**STATED EXERCISE:** Quote every line of the material beneath this one.

++++ ENTRIES SHOWN

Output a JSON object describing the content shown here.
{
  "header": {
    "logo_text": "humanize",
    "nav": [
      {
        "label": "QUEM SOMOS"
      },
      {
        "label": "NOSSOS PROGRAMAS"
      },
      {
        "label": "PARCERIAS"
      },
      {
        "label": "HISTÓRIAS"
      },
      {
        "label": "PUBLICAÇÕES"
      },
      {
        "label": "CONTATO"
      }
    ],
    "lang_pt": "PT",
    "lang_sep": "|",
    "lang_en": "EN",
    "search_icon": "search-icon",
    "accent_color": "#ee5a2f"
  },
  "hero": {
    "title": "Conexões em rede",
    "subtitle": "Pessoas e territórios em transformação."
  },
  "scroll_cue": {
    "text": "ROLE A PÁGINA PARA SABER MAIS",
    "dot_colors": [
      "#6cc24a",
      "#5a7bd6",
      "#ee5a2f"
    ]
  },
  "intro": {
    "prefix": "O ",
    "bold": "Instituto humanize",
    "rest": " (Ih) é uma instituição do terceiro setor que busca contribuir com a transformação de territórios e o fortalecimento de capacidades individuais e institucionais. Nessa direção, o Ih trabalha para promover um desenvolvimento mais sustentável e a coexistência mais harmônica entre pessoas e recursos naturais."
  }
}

++++++++

**EXERCISE RESPONSE:**
Output a JSON object describing the content shown here.
{
  "header": {
    "logo_text": "humanize",
    "nav": [
      {
        "label": "QUEM SOMOS"
      },
      {
        "label": "NOSSOS PROGRAMAS"
      },
      {
        "label": "PARCERIAS"
      },
      {
        "label": "HISTÓRIAS"
      },
      {
        "label": "PUBLICAÇÕES"
      },
      {
        "label": "CONTATO"
      }
    ],
    "lang_pt": "PT",
    "lang_sep": "|",
    "lang_en": "EN",
    "search_icon": "search-icon",
    "accent_color": "#ee5a2f"
  },
  "hero": {
    "title": "Conexões em rede",
    "subtitle": "Pessoas e territórios em transformação."
  },
  "scroll_cue": {
    "text": "ROLE A PÁGINA PARA SABER MAIS",
    "dot_colors": [
      "#6cc24a",
      "#5a7bd6",
      "#ee5a2f"
    ]
  },
  "intro": {
    "prefix": "O ",
    "bold": "Instituto humanize",
    "rest": " (Ih) é uma instituição do terceiro setor que busca contribuir com a transformação de territórios e o fortalecimento de capacidades individuais e institucionais. Nessa direção, o Ih trabalha para promover um desenvolvimento mais sustentável e a coexistência mais harmônica entre pessoas e recursos naturais."
  }
}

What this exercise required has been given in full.